• **Instruction**
Repeat each record exactly as written, and drop any images.

Records from a collection of figures
****************************************

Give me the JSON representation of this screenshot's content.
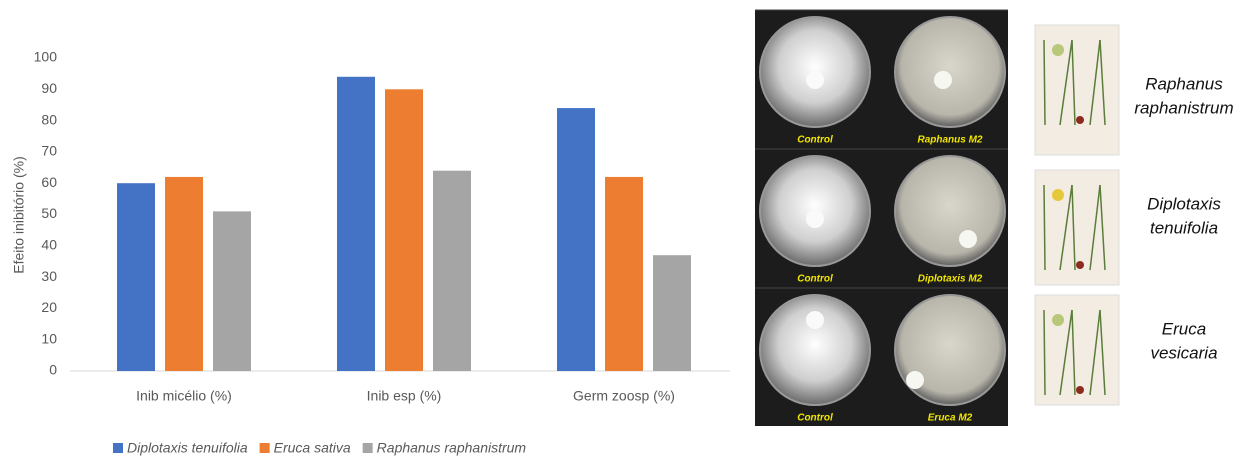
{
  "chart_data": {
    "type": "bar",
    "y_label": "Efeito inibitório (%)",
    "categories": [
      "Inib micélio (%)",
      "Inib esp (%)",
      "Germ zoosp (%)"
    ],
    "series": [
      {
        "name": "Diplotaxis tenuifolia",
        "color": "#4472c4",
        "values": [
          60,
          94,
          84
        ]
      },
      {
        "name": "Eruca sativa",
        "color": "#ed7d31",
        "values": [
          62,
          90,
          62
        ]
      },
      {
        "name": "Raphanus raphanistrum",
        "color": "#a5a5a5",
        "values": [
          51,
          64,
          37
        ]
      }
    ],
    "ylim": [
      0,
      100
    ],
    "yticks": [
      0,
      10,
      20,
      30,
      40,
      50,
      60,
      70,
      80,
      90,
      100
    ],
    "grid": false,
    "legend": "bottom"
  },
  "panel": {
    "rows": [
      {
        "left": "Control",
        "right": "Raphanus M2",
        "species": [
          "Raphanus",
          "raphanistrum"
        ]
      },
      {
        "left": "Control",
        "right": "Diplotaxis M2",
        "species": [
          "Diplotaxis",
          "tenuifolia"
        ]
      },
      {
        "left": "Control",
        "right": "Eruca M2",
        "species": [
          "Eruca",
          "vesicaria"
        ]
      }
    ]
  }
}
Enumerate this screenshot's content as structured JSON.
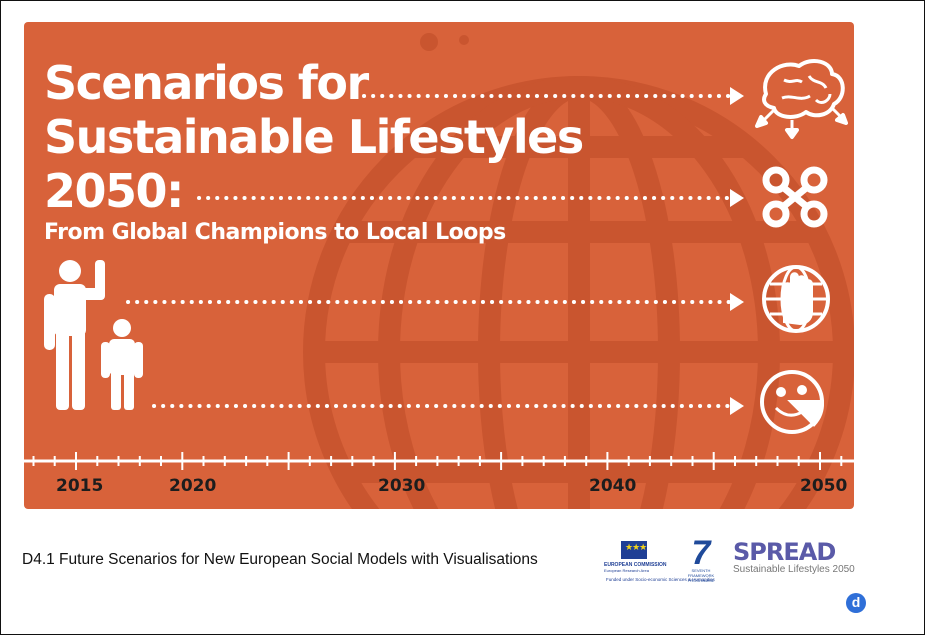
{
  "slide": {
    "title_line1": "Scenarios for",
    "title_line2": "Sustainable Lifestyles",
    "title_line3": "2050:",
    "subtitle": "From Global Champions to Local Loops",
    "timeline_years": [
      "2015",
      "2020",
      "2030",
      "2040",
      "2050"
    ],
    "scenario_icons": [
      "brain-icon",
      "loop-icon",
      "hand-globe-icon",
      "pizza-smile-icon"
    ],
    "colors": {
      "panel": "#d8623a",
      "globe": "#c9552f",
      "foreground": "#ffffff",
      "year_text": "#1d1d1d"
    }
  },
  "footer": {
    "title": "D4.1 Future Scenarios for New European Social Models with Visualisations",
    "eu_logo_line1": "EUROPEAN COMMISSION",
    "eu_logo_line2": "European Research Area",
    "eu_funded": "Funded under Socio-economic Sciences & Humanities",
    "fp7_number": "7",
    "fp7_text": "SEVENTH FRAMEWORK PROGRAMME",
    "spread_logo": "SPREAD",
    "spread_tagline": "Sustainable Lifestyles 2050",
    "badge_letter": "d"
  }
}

****************************************

• **The reply**
Give me the JSON representation of this screenshot's content.
{
  "chart_data": {
    "type": "bar",
    "y_label": "Efeito inibitório (%)",
    "categories": [
      "Inib micélio (%)",
      "Inib esp (%)",
      "Germ zoosp (%)"
    ],
    "series": [
      {
        "name": "Diplotaxis tenuifolia",
        "color": "#4472c4",
        "values": [
          60,
          94,
          84
        ]
      },
      {
        "name": "Eruca sativa",
        "color": "#ed7d31",
        "values": [
          62,
          90,
          62
        ]
      },
      {
        "name": "Raphanus raphanistrum",
        "color": "#a5a5a5",
        "values": [
          51,
          64,
          37
        ]
      }
    ],
    "ylim": [
      0,
      100
    ],
    "yticks": [
      0,
      10,
      20,
      30,
      40,
      50,
      60,
      70,
      80,
      90,
      100
    ],
    "grid": false,
    "legend": "bottom"
  },
  "panel": {
    "rows": [
      {
        "left": "Control",
        "right": "Raphanus M2",
        "species": [
          "Raphanus",
          "raphanistrum"
        ]
      },
      {
        "left": "Control",
        "right": "Diplotaxis M2",
        "species": [
          "Diplotaxis",
          "tenuifolia"
        ]
      },
      {
        "left": "Control",
        "right": "Eruca M2",
        "species": [
          "Eruca",
          "vesicaria"
        ]
      }
    ]
  }
}
Enumerate this screenshot's content as structured JSON.
{
  "slide": {
    "title_line1": "Scenarios for",
    "title_line2": "Sustainable Lifestyles",
    "title_line3": "2050:",
    "subtitle": "From Global Champions to Local Loops",
    "timeline_years": [
      "2015",
      "2020",
      "2030",
      "2040",
      "2050"
    ],
    "scenario_icons": [
      "brain-icon",
      "loop-icon",
      "hand-globe-icon",
      "pizza-smile-icon"
    ],
    "colors": {
      "panel": "#d8623a",
      "globe": "#c9552f",
      "foreground": "#ffffff",
      "year_text": "#1d1d1d"
    }
  },
  "footer": {
    "title": "D4.1 Future Scenarios for New European Social Models with Visualisations",
    "eu_logo_line1": "EUROPEAN COMMISSION",
    "eu_logo_line2": "European Research Area",
    "eu_funded": "Funded under Socio-economic Sciences & Humanities",
    "fp7_number": "7",
    "fp7_text": "SEVENTH FRAMEWORK PROGRAMME",
    "spread_logo": "SPREAD",
    "spread_tagline": "Sustainable Lifestyles 2050",
    "badge_letter": "d"
  }
}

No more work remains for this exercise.